Pull out from the material below all lines with "Lipids".
── Data supplied
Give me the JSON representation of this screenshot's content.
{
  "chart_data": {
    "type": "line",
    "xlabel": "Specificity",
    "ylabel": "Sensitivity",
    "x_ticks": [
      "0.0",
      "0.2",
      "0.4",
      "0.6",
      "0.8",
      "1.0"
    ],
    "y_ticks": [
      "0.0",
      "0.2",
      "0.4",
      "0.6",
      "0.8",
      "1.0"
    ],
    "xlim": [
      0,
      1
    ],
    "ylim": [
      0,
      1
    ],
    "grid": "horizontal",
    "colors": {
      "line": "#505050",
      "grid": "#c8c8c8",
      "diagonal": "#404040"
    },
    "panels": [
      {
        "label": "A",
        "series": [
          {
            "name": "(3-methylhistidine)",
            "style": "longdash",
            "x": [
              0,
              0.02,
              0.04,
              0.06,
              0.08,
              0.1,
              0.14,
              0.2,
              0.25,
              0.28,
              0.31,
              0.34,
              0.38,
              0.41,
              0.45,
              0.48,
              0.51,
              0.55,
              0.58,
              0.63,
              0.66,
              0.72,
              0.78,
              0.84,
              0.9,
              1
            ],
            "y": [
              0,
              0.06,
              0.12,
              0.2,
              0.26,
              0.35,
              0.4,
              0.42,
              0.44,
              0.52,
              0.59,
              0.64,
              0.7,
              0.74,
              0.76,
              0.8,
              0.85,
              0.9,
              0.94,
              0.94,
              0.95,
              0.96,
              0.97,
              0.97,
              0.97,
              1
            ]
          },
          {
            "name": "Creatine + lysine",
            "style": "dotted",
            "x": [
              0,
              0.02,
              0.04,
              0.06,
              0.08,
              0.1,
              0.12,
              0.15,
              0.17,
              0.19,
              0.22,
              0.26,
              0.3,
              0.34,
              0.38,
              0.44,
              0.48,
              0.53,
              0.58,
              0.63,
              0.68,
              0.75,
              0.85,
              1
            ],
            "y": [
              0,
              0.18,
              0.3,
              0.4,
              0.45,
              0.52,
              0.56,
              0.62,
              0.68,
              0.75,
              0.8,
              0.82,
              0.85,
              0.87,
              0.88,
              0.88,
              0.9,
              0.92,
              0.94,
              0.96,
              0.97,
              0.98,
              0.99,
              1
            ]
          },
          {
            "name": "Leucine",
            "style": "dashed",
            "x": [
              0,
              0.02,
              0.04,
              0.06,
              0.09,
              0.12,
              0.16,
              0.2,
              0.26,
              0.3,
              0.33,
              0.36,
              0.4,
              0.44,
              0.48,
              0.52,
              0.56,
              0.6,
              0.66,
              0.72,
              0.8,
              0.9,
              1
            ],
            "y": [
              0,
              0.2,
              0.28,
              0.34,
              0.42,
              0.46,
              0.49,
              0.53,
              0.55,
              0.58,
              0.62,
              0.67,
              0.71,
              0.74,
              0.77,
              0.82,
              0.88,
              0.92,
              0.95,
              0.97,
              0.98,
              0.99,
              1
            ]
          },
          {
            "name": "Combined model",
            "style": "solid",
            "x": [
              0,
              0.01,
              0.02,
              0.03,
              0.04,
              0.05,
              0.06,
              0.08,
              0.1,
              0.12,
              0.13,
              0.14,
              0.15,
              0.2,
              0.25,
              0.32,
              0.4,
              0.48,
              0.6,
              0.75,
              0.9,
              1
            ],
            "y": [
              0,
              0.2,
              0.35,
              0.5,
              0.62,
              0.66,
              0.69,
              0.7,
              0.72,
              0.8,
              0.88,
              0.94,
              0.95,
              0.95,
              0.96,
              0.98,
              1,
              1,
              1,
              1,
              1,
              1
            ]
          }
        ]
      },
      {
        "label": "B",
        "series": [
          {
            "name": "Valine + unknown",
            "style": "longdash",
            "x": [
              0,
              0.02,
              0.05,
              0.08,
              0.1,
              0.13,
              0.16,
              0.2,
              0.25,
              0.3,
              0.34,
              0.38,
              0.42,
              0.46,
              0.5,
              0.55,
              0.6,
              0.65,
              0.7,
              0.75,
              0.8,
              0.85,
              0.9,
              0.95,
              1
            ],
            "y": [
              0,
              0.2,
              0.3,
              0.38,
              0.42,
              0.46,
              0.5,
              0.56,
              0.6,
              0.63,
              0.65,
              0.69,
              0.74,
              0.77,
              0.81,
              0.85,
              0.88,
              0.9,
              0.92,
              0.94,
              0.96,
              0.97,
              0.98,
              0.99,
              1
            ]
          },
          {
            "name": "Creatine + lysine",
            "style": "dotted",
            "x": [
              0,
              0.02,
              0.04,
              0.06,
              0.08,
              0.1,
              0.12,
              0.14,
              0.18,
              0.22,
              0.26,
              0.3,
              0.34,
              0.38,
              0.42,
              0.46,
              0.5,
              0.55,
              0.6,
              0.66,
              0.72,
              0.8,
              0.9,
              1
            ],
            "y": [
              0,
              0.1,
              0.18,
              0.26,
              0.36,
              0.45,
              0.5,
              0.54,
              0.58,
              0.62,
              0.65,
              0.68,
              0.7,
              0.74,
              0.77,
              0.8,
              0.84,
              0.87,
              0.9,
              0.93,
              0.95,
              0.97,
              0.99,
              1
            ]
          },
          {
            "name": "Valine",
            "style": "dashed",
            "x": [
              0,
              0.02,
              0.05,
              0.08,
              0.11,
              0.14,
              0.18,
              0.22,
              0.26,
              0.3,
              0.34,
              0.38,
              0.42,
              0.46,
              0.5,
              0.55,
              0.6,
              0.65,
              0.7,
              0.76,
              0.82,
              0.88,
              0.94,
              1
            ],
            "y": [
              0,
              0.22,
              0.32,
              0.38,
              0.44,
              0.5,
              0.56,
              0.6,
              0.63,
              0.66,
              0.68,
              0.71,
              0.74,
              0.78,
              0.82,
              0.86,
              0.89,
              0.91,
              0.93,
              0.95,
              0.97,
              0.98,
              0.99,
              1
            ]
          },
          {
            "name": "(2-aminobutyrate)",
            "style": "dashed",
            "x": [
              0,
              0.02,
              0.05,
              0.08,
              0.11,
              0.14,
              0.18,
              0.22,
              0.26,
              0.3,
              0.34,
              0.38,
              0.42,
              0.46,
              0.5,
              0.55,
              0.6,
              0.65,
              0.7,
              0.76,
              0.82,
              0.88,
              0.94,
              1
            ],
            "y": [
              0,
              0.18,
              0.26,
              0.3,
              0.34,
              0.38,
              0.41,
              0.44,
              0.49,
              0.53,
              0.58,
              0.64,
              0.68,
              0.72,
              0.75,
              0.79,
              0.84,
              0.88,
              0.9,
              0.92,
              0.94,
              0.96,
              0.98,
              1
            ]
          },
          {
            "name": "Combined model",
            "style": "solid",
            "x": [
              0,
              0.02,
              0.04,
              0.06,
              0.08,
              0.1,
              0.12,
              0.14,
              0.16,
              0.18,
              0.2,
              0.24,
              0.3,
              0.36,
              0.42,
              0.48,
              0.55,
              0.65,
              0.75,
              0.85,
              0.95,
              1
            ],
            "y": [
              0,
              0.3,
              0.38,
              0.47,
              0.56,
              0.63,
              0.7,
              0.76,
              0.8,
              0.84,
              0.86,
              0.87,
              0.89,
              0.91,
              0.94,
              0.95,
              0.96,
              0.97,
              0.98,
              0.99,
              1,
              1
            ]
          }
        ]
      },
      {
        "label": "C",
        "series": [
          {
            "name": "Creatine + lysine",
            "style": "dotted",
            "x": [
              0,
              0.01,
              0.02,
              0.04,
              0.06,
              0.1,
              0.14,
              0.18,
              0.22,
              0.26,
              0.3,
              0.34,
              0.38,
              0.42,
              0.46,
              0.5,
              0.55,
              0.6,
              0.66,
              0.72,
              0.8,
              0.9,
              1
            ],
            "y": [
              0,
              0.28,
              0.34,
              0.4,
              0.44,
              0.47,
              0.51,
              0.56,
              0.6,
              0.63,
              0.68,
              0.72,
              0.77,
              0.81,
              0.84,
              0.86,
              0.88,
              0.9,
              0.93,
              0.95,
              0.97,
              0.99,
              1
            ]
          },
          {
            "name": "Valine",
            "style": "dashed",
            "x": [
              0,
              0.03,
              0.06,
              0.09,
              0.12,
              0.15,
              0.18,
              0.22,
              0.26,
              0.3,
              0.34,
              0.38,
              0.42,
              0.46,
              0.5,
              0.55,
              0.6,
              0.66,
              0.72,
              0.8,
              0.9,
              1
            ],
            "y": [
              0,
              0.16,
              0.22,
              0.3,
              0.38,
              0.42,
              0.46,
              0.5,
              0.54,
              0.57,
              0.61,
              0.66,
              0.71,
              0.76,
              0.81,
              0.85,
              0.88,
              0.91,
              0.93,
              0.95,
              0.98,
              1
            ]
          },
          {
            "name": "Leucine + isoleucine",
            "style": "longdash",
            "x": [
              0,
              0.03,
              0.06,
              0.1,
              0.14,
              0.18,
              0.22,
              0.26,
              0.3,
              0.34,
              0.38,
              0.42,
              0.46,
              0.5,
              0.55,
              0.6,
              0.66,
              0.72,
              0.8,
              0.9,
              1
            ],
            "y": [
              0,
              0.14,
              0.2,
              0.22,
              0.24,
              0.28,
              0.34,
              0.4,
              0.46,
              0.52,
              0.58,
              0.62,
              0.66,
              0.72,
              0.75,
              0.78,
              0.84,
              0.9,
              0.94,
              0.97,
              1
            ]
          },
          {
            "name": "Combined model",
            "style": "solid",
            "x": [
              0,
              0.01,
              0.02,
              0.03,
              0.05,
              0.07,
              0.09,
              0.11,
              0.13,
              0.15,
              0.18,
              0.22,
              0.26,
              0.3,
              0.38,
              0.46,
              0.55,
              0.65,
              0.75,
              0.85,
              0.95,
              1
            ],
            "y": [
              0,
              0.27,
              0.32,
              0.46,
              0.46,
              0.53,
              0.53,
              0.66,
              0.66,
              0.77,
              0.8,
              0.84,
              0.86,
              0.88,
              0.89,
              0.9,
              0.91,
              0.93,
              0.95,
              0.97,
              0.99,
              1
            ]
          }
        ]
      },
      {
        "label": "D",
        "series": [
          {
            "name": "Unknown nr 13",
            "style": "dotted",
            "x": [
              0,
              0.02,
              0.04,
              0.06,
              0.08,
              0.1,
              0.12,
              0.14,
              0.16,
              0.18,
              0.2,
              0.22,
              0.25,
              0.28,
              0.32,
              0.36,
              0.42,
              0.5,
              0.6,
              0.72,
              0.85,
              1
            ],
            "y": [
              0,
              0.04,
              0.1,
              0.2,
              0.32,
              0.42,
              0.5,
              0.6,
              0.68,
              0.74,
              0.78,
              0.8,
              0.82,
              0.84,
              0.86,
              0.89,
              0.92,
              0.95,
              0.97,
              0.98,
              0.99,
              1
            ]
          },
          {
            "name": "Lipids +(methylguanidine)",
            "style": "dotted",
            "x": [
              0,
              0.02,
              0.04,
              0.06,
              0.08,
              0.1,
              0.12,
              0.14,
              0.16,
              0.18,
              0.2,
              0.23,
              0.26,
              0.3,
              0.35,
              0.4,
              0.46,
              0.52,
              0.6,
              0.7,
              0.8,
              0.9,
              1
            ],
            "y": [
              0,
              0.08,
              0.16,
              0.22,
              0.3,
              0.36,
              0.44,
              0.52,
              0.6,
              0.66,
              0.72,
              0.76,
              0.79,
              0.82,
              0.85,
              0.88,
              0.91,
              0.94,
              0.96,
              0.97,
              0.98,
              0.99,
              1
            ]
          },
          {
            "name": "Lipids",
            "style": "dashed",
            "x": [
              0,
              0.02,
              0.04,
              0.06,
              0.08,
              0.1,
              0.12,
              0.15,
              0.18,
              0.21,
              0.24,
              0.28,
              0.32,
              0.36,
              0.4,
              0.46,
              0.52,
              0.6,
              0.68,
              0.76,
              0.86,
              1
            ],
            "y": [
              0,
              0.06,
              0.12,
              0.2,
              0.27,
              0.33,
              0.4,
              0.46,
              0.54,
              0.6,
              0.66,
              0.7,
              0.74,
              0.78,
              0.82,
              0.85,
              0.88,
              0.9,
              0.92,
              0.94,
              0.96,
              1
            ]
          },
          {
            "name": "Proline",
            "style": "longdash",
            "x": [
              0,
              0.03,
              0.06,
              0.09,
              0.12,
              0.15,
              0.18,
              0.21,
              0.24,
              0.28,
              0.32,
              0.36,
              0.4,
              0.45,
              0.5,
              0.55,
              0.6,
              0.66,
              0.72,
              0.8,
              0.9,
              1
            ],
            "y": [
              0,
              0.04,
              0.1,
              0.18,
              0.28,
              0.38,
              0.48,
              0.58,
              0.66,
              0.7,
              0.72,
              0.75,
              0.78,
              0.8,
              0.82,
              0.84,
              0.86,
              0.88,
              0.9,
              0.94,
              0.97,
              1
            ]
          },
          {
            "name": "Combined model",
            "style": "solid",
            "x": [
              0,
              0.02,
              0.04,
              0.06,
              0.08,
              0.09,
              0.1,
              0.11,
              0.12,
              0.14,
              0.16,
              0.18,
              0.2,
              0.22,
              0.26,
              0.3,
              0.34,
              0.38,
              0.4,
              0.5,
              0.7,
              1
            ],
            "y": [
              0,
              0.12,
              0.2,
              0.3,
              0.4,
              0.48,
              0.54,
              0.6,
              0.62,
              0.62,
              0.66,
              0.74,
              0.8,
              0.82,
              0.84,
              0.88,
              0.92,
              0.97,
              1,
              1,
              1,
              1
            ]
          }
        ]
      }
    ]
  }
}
────
Response to the exercise:
            "name": "Lipids +(methylguanidine)",
            "name": "Lipids",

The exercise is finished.